Stored data:
══════════════════════════════

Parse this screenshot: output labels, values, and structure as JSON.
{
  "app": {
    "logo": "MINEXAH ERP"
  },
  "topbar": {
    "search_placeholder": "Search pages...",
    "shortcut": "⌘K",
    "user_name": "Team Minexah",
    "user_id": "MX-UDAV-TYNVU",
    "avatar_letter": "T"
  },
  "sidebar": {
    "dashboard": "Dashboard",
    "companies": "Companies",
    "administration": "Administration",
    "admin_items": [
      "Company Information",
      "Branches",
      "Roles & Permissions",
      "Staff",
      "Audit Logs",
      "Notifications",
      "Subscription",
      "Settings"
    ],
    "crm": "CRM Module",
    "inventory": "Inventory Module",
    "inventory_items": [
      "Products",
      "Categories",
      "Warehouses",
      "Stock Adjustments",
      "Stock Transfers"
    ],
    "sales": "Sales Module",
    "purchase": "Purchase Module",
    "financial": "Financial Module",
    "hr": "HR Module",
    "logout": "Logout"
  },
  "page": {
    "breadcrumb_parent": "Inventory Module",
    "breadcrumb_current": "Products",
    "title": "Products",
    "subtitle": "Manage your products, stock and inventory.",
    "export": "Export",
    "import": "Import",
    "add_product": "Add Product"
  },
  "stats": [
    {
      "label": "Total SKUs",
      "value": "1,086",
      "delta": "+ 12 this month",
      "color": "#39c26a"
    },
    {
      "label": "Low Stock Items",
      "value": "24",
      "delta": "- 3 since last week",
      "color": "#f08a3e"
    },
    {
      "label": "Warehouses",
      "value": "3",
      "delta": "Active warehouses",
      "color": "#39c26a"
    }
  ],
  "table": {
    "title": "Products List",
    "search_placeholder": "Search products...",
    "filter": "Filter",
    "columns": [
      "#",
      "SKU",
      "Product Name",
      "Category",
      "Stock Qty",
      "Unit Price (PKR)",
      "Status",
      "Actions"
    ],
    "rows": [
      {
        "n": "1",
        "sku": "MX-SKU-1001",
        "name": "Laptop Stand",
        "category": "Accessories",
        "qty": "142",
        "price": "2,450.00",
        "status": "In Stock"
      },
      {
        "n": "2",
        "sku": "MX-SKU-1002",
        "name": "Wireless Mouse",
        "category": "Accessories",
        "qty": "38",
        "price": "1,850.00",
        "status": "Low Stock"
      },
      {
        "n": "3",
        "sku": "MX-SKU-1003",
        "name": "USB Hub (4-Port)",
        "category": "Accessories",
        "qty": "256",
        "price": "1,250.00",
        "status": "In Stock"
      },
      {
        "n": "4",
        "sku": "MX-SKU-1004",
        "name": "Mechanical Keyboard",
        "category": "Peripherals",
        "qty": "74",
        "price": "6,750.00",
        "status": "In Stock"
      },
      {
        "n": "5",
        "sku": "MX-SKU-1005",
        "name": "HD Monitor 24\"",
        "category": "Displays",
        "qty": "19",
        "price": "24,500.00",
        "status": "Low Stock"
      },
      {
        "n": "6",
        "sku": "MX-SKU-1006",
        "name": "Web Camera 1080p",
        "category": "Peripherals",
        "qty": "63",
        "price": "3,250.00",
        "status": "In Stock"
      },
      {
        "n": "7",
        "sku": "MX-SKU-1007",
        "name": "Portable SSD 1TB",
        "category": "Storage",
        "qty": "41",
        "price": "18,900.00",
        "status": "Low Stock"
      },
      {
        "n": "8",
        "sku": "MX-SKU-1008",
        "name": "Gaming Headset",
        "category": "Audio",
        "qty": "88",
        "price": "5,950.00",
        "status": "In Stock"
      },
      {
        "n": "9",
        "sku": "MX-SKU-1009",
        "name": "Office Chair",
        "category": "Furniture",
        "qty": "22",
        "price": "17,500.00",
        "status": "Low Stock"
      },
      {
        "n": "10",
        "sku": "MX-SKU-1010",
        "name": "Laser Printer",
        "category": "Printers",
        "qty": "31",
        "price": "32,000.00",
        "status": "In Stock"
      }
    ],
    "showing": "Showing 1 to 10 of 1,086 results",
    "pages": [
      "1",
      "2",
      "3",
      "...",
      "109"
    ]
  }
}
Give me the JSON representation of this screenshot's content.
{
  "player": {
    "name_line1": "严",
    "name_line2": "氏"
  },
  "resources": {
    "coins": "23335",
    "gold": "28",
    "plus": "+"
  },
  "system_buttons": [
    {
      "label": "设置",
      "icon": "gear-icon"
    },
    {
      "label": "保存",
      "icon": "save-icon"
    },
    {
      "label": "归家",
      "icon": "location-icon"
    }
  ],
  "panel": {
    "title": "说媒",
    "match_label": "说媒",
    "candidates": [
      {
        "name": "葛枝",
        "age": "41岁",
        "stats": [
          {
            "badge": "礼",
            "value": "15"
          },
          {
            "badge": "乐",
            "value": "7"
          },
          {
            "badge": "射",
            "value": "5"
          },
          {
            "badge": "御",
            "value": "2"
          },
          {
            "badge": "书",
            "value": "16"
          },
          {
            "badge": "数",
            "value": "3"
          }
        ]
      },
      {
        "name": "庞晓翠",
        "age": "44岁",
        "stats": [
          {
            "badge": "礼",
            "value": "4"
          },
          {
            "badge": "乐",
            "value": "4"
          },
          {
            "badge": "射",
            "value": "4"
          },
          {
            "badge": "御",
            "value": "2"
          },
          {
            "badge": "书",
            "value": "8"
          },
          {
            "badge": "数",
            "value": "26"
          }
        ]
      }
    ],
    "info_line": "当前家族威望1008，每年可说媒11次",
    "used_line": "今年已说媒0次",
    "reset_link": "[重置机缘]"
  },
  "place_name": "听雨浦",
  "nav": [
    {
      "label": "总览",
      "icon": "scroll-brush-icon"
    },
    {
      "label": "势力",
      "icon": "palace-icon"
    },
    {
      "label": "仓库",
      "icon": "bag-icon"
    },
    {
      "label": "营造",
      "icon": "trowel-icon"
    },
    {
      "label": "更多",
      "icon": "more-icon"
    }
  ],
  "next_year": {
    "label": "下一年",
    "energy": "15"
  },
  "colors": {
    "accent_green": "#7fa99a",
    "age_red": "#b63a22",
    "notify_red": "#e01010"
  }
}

══════════════════════════════

# Task instructions
Copy each entry exactly, with nothing added or dropped.

# Complete output
Parse this screenshot: output labels, values, and structure as JSON.
{
  "app": {
    "logo": "MINEXAH ERP"
  },
  "topbar": {
    "search_placeholder": "Search pages...",
    "shortcut": "⌘K",
    "user_name": "Team Minexah",
    "user_id": "MX-UDAV-TYNVU",
    "avatar_letter": "T"
  },
  "sidebar": {
    "dashboard": "Dashboard",
    "companies": "Companies",
    "administration": "Administration",
    "admin_items": [
      "Company Information",
      "Branches",
      "Roles & Permissions",
      "Staff",
      "Audit Logs",
      "Notifications",
      "Subscription",
      "Settings"
    ],
    "crm": "CRM Module",
    "inventory": "Inventory Module",
    "inventory_items": [
      "Products",
      "Categories",
      "Warehouses",
      "Stock Adjustments",
      "Stock Transfers"
    ],
    "sales": "Sales Module",
    "purchase": "Purchase Module",
    "financial": "Financial Module",
    "hr": "HR Module",
    "logout": "Logout"
  },
  "page": {
    "breadcrumb_parent": "Inventory Module",
    "breadcrumb_current": "Products",
    "title": "Products",
    "subtitle": "Manage your products, stock and inventory.",
    "export": "Export",
    "import": "Import",
    "add_product": "Add Product"
  },
  "stats": [
    {
      "label": "Total SKUs",
      "value": "1,086",
      "delta": "+ 12 this month",
      "color": "#39c26a"
    },
    {
      "label": "Low Stock Items",
      "value": "24",
      "delta": "- 3 since last week",
      "color": "#f08a3e"
    },
    {
      "label": "Warehouses",
      "value": "3",
      "delta": "Active warehouses",
      "color": "#39c26a"
    }
  ],
  "table": {
    "title": "Products List",
    "search_placeholder": "Search products...",
    "filter": "Filter",
    "columns": [
      "#",
      "SKU",
      "Product Name",
      "Category",
      "Stock Qty",
      "Unit Price (PKR)",
      "Status",
      "Actions"
    ],
    "rows": [
      {
        "n": "1",
        "sku": "MX-SKU-1001",
        "name": "Laptop Stand",
        "category": "Accessories",
        "qty": "142",
        "price": "2,450.00",
        "status": "In Stock"
      },
      {
        "n": "2",
        "sku": "MX-SKU-1002",
        "name": "Wireless Mouse",
        "category": "Accessories",
        "qty": "38",
        "price": "1,850.00",
        "status": "Low Stock"
      },
      {
        "n": "3",
        "sku": "MX-SKU-1003",
        "name": "USB Hub (4-Port)",
        "category": "Accessories",
        "qty": "256",
        "price": "1,250.00",
        "status": "In Stock"
      },
      {
        "n": "4",
        "sku": "MX-SKU-1004",
        "name": "Mechanical Keyboard",
        "category": "Peripherals",
        "qty": "74",
        "price": "6,750.00",
        "status": "In Stock"
      },
      {
        "n": "5",
        "sku": "MX-SKU-1005",
        "name": "HD Monitor 24\"",
        "category": "Displays",
        "qty": "19",
        "price": "24,500.00",
        "status": "Low Stock"
      },
      {
        "n": "6",
        "sku": "MX-SKU-1006",
        "name": "Web Camera 1080p",
        "category": "Peripherals",
        "qty": "63",
        "price": "3,250.00",
        "status": "In Stock"
      },
      {
        "n": "7",
        "sku": "MX-SKU-1007",
        "name": "Portable SSD 1TB",
        "category": "Storage",
        "qty": "41",
        "price": "18,900.00",
        "status": "Low Stock"
      },
      {
        "n": "8",
        "sku": "MX-SKU-1008",
        "name": "Gaming Headset",
        "category": "Audio",
        "qty": "88",
        "price": "5,950.00",
        "status": "In Stock"
      },
      {
        "n": "9",
        "sku": "MX-SKU-1009",
        "name": "Office Chair",
        "category": "Furniture",
        "qty": "22",
        "price": "17,500.00",
        "status": "Low Stock"
      },
      {
        "n": "10",
        "sku": "MX-SKU-1010",
        "name": "Laser Printer",
        "category": "Printers",
        "qty": "31",
        "price": "32,000.00",
        "status": "In Stock"
      }
    ],
    "showing": "Showing 1 to 10 of 1,086 results",
    "pages": [
      "1",
      "2",
      "3",
      "...",
      "109"
    ]
  }
}
Give me the JSON representation of this screenshot's content.
{
  "player": {
    "name_line1": "严",
    "name_line2": "氏"
  },
  "resources": {
    "coins": "23335",
    "gold": "28",
    "plus": "+"
  },
  "system_buttons": [
    {
      "label": "设置",
      "icon": "gear-icon"
    },
    {
      "label": "保存",
      "icon": "save-icon"
    },
    {
      "label": "归家",
      "icon": "location-icon"
    }
  ],
  "panel": {
    "title": "说媒",
    "match_label": "说媒",
    "candidates": [
      {
        "name": "葛枝",
        "age": "41岁",
        "stats": [
          {
            "badge": "礼",
            "value": "15"
          },
          {
            "badge": "乐",
            "value": "7"
          },
          {
            "badge": "射",
            "value": "5"
          },
          {
            "badge": "御",
            "value": "2"
          },
          {
            "badge": "书",
            "value": "16"
          },
          {
            "badge": "数",
            "value": "3"
          }
        ]
      },
      {
        "name": "庞晓翠",
        "age": "44岁",
        "stats": [
          {
            "badge": "礼",
            "value": "4"
          },
          {
            "badge": "乐",
            "value": "4"
          },
          {
            "badge": "射",
            "value": "4"
          },
          {
            "badge": "御",
            "value": "2"
          },
          {
            "badge": "书",
            "value": "8"
          },
          {
            "badge": "数",
            "value": "26"
          }
        ]
      }
    ],
    "info_line": "当前家族威望1008，每年可说媒11次",
    "used_line": "今年已说媒0次",
    "reset_link": "[重置机缘]"
  },
  "place_name": "听雨浦",
  "nav": [
    {
      "label": "总览",
      "icon": "scroll-brush-icon"
    },
    {
      "label": "势力",
      "icon": "palace-icon"
    },
    {
      "label": "仓库",
      "icon": "bag-icon"
    },
    {
      "label": "营造",
      "icon": "trowel-icon"
    },
    {
      "label": "更多",
      "icon": "more-icon"
    }
  ],
  "next_year": {
    "label": "下一年",
    "energy": "15"
  },
  "colors": {
    "accent_green": "#7fa99a",
    "age_red": "#b63a22",
    "notify_red": "#e01010"
  }
}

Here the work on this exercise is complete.